### EXERCISE PROMPT
Can you copy out the data exactly? Leave the images out.

Data excerpts
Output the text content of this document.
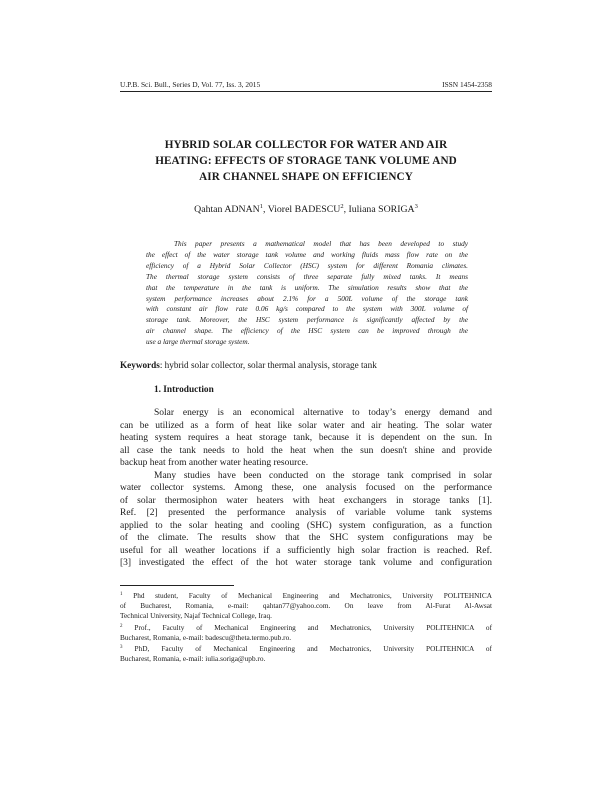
U.P.B. Sci. Bull., Series D, Vol. 77, Iss. 3, 2015	ISSN 1454-2358
HYBRID SOLAR COLLECTOR FOR WATER AND AIR
HEATING: EFFECTS OF STORAGE TANK VOLUME AND
AIR CHANNEL SHAPE ON EFFICIENCY
Qahtan ADNAN$^1$, Viorel BADESCU$^2$, Iuliana SORIGA$^3$
This paper presents a mathematical model that has been developed to study
the effect of the water storage tank volume and working fluids mass flow rate on the
efficiency of a Hybrid Solar Collector (HSC) system for different Romania climates.
The thermal storage system consists of three separate fully mixed tanks. It means
that the temperature in the tank is uniform. The simulation results show that the
system performance increases about 2.1% for a 500L volume of the storage tank
with constant air flow rate 0.06 kg/s compared to the system with 300L volume of
storage tank. Moreover, the HSC system performance is significantly affected by the
air channel shape. The efficiency of the HSC system can be improved through the
use a large thermal storage system.
Keywords: hybrid solar collector, solar thermal analysis, storage tank
1. Introduction
Solar energy is an economical alternative to today’s energy demand and
can be utilized as a form of heat like solar water and air heating. The solar water
heating system requires a heat storage tank, because it is dependent on the sun. In
all case the tank needs to hold the heat when the sun doesn't shine and provide
backup heat from another water heating resource.
Many studies have been conducted on the storage tank comprised in solar
water collector systems. Among these, one analysis focused on the performance
of solar thermosiphon water heaters with heat exchangers in storage tanks [1].
Ref. [2] presented the performance analysis of variable volume tank systems
applied to the solar heating and cooling (SHC) system configuration, as a function
of the climate. The results show that the SHC system configurations may be
useful for all weather locations if a sufficiently high solar fraction is reached. Ref.
[3] investigated the effect of the hot water storage tank volume and configuration
$^1$ Phd student, Faculty of Mechanical Engineering and Mechatronics, University POLITEHNICA
of Bucharest, Romania, e-mail: qahtan77@yahoo.com. On leave from Al-Furat Al-Awsat
Technical University, Najaf Technical College, Iraq.
$^2$ Prof., Faculty of Mechanical Engineering and Mechatronics, University POLITEHNICA of
Bucharest, Romania, e-mail: badescu@theta.termo.pub.ro.
$^3$ PhD, Faculty of Mechanical Engineering and Mechatronics, University POLITEHNICA of
Bucharest, Romania, e-mail: iulia.soriga@upb.ro.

### WRITTEN SOLUTION
Output the text content of this document.
U.P.B. Sci. Bull., Series D, Vol. 77, Iss. 3, 2015	ISSN 1454-2358
HYBRID SOLAR COLLECTOR FOR WATER AND AIR
HEATING: EFFECTS OF STORAGE TANK VOLUME AND
AIR CHANNEL SHAPE ON EFFICIENCY
Qahtan ADNAN$^1$, Viorel BADESCU$^2$, Iuliana SORIGA$^3$
This paper presents a mathematical model that has been developed to study
the effect of the water storage tank volume and working fluids mass flow rate on the
efficiency of a Hybrid Solar Collector (HSC) system for different Romania climates.
The thermal storage system consists of three separate fully mixed tanks. It means
that the temperature in the tank is uniform. The simulation results show that the
system performance increases about 2.1% for a 500L volume of the storage tank
with constant air flow rate 0.06 kg/s compared to the system with 300L volume of
storage tank. Moreover, the HSC system performance is significantly affected by the
air channel shape. The efficiency of the HSC system can be improved through the
use a large thermal storage system.
Keywords: hybrid solar collector, solar thermal analysis, storage tank
1. Introduction
Solar energy is an economical alternative to today’s energy demand and
can be utilized as a form of heat like solar water and air heating. The solar water
heating system requires a heat storage tank, because it is dependent on the sun. In
all case the tank needs to hold the heat when the sun doesn't shine and provide
backup heat from another water heating resource.
Many studies have been conducted on the storage tank comprised in solar
water collector systems. Among these, one analysis focused on the performance
of solar thermosiphon water heaters with heat exchangers in storage tanks [1].
Ref. [2] presented the performance analysis of variable volume tank systems
applied to the solar heating and cooling (SHC) system configuration, as a function
of the climate. The results show that the SHC system configurations may be
useful for all weather locations if a sufficiently high solar fraction is reached. Ref.
[3] investigated the effect of the hot water storage tank volume and configuration
$^1$ Phd student, Faculty of Mechanical Engineering and Mechatronics, University POLITEHNICA
of Bucharest, Romania, e-mail: qahtan77@yahoo.com. On leave from Al-Furat Al-Awsat
Technical University, Najaf Technical College, Iraq.
$^2$ Prof., Faculty of Mechanical Engineering and Mechatronics, University POLITEHNICA of
Bucharest, Romania, e-mail: badescu@theta.termo.pub.ro.
$^3$ PhD, Faculty of Mechanical Engineering and Mechatronics, University POLITEHNICA of
Bucharest, Romania, e-mail: iulia.soriga@upb.ro.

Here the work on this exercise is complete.